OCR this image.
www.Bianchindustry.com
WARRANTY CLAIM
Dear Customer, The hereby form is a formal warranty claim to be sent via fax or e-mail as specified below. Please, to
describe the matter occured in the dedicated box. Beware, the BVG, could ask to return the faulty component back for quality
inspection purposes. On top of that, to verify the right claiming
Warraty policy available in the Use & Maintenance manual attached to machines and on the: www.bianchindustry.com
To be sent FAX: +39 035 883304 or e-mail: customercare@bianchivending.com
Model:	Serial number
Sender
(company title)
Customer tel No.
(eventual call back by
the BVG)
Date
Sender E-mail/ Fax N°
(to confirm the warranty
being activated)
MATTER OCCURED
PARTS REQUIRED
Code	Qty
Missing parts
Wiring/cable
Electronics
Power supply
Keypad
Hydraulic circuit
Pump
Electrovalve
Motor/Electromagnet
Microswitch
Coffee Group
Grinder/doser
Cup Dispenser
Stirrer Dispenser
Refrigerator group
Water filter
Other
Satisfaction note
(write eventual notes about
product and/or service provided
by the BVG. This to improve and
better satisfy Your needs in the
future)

-*-

### Work to complete
Show each line in the entries that holds the string "mail".

### Exercise solution
Dear Customer, The hereby form is a formal warranty claim to be sent via fax or e-mail as specified below. Please, to
To be sent FAX: +39 035 883304 or e-mail: customercare@bianchivending.com
Sender E-mail/ Fax N°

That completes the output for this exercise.